What is needed
Scan the listing below and copy every line holding "decay".

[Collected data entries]
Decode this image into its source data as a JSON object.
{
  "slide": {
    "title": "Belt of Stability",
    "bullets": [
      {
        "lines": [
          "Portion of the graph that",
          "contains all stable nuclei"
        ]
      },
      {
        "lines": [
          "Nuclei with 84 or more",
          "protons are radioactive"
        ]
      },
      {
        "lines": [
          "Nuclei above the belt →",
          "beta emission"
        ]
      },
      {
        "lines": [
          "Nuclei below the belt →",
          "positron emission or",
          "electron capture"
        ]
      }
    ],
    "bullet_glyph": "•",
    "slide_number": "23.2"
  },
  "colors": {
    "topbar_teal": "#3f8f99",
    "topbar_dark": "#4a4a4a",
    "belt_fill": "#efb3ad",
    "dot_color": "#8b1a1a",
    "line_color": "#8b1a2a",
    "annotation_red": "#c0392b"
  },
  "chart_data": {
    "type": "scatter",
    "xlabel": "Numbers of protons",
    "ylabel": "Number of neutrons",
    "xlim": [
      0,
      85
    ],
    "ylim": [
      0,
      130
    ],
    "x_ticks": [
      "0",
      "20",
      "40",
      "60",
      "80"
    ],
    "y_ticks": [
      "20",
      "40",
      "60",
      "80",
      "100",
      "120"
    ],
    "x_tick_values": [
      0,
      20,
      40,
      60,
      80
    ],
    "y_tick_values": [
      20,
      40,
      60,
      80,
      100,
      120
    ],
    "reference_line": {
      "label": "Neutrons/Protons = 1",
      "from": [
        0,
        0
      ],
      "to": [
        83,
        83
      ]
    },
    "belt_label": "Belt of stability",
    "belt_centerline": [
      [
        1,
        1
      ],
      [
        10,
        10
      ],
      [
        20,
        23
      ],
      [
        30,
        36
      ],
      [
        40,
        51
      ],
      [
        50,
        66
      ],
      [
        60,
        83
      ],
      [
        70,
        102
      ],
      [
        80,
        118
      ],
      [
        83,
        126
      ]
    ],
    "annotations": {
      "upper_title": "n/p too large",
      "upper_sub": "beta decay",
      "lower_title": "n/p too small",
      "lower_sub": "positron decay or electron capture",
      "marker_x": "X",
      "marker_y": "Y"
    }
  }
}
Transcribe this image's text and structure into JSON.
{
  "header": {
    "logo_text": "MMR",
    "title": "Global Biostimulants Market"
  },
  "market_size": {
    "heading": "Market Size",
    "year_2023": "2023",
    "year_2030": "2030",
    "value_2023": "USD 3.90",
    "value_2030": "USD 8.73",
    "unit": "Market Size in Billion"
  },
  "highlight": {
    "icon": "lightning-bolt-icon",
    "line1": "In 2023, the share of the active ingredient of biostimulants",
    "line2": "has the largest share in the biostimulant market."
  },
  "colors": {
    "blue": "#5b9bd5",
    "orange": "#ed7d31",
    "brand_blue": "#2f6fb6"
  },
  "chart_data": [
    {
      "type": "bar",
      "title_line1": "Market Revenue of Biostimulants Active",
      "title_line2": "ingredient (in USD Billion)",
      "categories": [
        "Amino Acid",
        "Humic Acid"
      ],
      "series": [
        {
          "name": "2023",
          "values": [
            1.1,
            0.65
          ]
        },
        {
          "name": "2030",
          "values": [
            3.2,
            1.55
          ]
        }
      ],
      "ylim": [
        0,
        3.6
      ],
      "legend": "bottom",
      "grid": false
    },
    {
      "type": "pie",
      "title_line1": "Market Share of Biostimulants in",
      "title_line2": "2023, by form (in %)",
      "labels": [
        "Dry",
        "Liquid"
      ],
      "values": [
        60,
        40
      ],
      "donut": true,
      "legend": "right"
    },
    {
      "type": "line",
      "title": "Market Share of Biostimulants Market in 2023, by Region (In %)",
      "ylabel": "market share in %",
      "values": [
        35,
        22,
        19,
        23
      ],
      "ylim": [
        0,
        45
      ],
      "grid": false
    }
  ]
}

Exercise output
      "upper_sub": "beta decay",
      "lower_sub": "positron decay or electron capture",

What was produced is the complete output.